Material to process
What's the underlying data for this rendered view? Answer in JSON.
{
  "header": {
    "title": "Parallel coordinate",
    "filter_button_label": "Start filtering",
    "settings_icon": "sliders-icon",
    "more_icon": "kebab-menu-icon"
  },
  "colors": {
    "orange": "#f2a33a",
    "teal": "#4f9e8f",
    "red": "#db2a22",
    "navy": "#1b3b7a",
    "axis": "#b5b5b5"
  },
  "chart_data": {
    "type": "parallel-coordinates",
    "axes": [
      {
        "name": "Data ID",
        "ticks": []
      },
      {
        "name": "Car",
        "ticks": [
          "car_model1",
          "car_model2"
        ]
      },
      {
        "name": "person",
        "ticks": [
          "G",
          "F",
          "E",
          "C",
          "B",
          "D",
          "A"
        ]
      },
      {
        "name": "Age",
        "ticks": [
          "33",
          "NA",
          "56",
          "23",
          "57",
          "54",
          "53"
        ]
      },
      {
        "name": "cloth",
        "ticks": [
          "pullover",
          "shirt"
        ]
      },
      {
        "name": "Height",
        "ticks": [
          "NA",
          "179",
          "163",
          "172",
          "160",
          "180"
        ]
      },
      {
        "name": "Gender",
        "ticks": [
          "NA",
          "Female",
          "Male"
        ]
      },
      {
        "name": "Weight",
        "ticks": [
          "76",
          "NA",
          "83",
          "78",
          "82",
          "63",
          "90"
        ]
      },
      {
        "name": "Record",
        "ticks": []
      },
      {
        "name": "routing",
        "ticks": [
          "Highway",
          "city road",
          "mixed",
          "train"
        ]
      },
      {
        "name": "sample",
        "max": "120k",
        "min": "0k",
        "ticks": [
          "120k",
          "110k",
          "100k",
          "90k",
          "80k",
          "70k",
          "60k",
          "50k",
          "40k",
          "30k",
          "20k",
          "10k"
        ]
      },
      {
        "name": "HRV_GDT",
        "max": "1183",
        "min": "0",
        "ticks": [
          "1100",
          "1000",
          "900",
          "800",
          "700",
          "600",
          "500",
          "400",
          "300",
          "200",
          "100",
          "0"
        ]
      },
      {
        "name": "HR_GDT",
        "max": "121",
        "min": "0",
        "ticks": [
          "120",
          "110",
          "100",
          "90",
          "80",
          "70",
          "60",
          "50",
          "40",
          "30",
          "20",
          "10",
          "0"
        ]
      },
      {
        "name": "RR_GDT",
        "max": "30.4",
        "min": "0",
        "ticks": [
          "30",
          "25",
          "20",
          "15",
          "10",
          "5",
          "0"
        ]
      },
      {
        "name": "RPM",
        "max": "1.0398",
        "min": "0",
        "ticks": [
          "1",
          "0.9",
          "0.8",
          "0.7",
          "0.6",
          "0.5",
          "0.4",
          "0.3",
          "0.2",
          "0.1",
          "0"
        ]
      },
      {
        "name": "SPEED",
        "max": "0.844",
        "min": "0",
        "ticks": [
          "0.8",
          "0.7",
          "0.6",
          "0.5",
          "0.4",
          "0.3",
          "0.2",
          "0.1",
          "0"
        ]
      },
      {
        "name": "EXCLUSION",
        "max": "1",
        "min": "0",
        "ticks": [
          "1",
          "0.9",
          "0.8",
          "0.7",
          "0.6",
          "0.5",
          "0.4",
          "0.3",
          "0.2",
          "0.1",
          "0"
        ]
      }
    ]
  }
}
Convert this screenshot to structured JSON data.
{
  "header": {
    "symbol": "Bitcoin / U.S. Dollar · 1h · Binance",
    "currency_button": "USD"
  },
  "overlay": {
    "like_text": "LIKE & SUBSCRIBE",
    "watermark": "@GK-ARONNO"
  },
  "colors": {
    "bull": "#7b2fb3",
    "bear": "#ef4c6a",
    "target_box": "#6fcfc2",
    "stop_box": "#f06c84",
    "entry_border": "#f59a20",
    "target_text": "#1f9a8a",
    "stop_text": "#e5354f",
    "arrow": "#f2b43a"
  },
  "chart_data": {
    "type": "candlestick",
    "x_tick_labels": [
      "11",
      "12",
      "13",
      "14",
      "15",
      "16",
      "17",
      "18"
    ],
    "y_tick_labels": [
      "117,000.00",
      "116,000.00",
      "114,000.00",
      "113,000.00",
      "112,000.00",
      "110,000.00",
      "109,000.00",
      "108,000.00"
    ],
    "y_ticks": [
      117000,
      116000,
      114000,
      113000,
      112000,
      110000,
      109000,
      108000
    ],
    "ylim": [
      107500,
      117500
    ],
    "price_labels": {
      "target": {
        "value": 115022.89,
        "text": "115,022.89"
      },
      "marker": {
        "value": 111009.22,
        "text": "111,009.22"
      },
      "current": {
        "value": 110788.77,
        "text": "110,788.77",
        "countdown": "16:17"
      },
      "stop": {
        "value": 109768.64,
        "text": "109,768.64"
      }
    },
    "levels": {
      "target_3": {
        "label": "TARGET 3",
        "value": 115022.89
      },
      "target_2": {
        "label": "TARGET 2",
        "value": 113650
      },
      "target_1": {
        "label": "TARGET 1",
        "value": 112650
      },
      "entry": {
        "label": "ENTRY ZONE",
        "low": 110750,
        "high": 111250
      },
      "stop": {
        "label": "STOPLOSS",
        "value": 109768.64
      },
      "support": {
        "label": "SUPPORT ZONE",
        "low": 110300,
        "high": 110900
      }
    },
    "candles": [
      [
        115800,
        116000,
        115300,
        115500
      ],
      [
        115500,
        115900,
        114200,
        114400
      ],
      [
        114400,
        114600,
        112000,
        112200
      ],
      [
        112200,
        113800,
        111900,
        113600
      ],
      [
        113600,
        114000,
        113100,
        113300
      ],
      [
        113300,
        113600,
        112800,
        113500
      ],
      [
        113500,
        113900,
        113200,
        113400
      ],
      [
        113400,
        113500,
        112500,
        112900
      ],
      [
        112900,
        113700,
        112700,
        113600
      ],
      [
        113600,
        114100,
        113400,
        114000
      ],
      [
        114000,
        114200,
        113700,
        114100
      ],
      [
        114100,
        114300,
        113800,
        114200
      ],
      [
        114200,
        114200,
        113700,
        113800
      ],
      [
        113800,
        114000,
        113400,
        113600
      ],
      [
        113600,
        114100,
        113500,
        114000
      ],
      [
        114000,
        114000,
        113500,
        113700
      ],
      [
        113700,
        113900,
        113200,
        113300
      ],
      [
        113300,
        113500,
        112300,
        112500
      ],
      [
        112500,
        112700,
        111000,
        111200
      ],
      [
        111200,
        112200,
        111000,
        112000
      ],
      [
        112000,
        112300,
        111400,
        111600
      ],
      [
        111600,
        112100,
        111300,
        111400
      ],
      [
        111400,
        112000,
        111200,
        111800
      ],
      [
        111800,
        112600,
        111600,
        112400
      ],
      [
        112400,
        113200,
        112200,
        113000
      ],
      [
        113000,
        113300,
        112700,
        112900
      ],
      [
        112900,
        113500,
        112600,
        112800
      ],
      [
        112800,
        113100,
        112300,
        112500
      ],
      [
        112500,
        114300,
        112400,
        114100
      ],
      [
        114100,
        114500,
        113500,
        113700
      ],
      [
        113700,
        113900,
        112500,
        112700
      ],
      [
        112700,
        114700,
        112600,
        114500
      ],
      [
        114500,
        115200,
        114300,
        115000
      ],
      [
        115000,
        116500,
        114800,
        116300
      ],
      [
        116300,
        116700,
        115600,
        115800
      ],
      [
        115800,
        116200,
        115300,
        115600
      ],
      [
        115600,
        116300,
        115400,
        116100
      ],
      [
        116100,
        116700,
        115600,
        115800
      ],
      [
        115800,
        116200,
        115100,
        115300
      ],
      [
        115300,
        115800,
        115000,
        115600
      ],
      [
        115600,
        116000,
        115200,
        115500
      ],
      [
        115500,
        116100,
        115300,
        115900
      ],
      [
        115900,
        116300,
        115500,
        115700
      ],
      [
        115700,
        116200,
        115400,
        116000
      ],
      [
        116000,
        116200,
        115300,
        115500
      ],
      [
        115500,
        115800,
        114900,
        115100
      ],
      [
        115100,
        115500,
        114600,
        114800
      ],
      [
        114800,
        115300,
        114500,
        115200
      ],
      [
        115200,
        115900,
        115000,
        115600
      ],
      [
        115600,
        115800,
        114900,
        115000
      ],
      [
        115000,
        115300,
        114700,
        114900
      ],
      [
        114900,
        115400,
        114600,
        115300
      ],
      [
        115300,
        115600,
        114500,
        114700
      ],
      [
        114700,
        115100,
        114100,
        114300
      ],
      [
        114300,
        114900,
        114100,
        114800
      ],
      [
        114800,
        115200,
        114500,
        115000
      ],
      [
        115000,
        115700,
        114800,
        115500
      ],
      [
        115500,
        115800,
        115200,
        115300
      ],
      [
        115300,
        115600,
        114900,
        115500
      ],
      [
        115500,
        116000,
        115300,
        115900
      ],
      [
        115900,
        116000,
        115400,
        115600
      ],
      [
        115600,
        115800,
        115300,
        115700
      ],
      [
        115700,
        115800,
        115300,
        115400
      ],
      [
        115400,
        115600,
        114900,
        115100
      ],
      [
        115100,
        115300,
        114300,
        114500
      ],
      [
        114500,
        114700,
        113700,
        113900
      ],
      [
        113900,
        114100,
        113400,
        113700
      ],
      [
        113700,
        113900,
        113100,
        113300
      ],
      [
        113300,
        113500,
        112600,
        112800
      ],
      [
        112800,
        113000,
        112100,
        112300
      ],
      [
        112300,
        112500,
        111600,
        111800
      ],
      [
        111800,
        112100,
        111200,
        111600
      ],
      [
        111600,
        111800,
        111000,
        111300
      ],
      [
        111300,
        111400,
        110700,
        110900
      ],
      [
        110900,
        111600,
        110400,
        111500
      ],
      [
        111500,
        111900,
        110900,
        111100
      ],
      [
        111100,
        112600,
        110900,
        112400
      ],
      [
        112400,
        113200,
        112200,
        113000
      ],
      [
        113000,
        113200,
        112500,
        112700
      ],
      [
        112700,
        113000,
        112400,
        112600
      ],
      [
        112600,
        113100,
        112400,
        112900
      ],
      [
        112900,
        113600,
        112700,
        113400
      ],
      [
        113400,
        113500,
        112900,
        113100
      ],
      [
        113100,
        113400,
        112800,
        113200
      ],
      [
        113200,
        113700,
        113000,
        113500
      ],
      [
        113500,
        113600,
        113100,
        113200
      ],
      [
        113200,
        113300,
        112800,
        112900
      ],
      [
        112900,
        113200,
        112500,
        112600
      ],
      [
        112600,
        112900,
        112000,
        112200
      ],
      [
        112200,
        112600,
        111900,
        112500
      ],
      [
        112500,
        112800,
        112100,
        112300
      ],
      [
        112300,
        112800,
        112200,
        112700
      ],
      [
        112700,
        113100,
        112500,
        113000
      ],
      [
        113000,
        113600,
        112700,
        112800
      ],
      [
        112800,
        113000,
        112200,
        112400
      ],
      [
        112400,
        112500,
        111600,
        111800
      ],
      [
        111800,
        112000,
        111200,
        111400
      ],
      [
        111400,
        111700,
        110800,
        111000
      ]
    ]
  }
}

Short exercise
Above are entries; state the number of lines among them that contain "value", and nothing else.

Result of this task
8